#### [EXERCISE BRIEF]
Find the lines holding "Kluczowe" and copy them.

#### [DATA IN THIS EXERCISE]
[Start]

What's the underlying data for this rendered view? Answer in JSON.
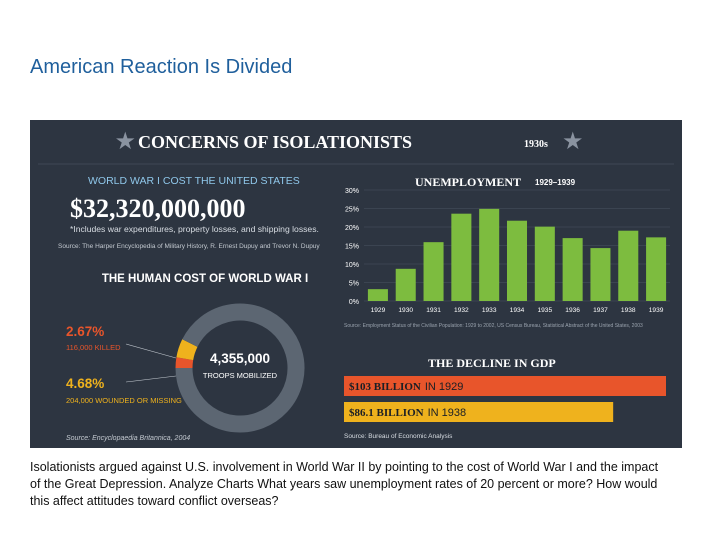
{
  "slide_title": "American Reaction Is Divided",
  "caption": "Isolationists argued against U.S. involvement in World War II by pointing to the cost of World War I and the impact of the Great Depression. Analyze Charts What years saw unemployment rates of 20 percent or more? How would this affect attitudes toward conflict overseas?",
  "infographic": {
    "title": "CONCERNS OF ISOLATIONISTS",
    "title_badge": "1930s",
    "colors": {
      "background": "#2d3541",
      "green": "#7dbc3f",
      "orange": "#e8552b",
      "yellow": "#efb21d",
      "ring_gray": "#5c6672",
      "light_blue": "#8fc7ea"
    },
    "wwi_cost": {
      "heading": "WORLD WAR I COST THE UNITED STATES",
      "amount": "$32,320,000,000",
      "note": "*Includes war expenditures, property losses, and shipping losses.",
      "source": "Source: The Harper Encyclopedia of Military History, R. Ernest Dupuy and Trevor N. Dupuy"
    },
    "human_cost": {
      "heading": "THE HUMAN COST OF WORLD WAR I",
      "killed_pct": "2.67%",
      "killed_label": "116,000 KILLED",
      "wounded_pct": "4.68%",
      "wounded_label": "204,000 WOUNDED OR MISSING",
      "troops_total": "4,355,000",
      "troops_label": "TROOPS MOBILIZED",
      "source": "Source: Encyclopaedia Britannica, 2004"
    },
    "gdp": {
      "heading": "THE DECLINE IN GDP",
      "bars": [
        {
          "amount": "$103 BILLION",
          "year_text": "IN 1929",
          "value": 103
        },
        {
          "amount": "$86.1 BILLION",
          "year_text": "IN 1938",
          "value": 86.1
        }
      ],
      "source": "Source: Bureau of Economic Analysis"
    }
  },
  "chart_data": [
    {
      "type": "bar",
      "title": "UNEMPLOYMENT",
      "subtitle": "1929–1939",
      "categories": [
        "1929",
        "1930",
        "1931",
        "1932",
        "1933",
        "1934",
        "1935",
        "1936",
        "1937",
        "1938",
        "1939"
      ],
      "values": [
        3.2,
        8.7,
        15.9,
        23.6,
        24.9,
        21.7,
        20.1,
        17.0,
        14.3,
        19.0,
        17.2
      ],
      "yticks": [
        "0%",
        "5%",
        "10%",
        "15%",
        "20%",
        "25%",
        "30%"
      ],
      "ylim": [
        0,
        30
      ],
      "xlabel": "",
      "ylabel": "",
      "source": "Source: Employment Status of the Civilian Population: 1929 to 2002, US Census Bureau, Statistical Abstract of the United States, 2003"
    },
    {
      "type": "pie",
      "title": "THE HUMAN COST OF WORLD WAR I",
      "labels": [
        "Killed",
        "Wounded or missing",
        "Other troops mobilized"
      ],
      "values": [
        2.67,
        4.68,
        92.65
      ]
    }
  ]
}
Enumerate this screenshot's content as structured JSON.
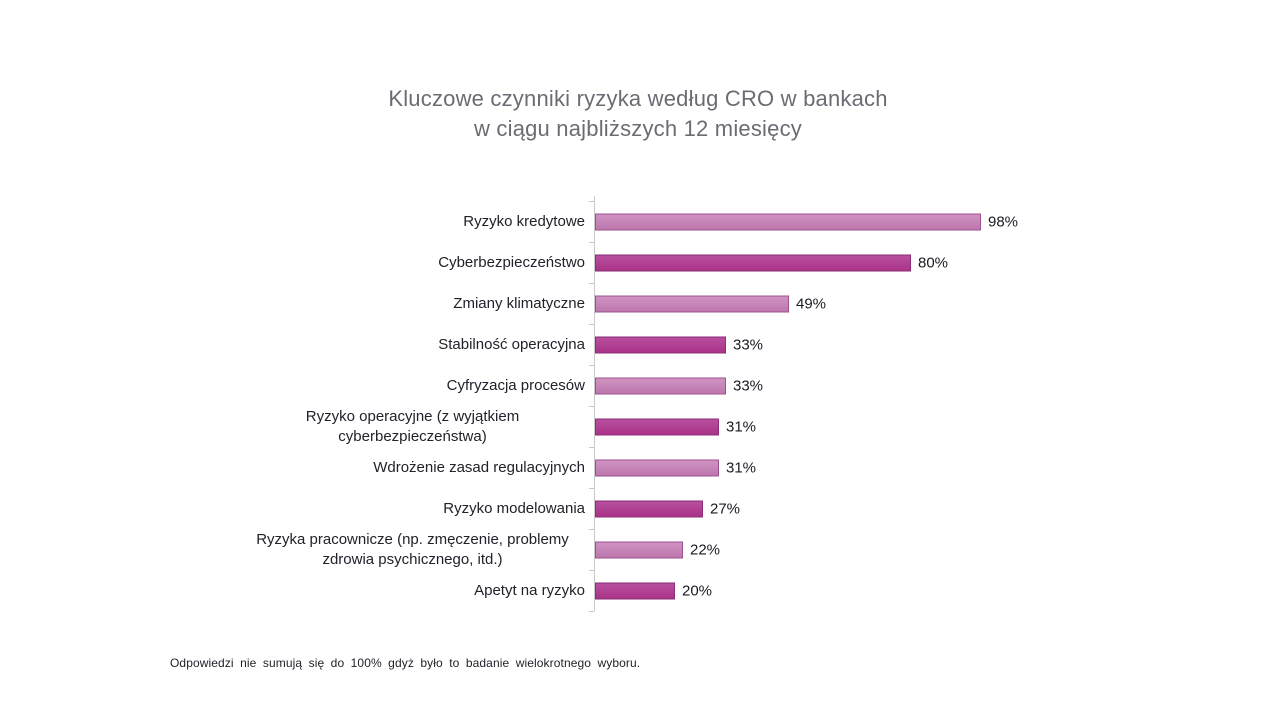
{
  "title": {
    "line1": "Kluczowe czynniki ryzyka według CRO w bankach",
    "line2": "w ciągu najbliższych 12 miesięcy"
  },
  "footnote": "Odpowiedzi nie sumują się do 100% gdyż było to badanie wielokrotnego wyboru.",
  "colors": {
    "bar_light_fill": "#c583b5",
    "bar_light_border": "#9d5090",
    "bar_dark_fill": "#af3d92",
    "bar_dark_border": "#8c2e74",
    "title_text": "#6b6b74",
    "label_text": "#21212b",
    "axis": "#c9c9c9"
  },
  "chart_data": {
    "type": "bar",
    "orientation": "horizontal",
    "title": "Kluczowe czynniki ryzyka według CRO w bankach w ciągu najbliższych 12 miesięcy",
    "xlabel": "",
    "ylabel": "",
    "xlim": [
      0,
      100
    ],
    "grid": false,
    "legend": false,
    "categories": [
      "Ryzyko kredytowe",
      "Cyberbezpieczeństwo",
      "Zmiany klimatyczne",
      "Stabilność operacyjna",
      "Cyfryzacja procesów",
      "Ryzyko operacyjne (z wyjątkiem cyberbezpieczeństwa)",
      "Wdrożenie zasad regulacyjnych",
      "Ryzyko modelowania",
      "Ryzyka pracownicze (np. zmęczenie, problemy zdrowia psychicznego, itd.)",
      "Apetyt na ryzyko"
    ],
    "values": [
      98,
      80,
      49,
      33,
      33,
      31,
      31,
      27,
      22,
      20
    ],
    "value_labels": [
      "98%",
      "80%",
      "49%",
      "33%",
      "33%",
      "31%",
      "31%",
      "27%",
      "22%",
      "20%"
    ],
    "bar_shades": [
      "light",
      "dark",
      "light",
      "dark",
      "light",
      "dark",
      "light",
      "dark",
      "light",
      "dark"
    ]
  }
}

[End]

#### [REPLY TO THE TASK]
    "line1": "Kluczowe czynniki ryzyka według CRO w bankach",
    "title": "Kluczowe czynniki ryzyka według CRO w bankach w ciągu najbliższych 12 miesięcy",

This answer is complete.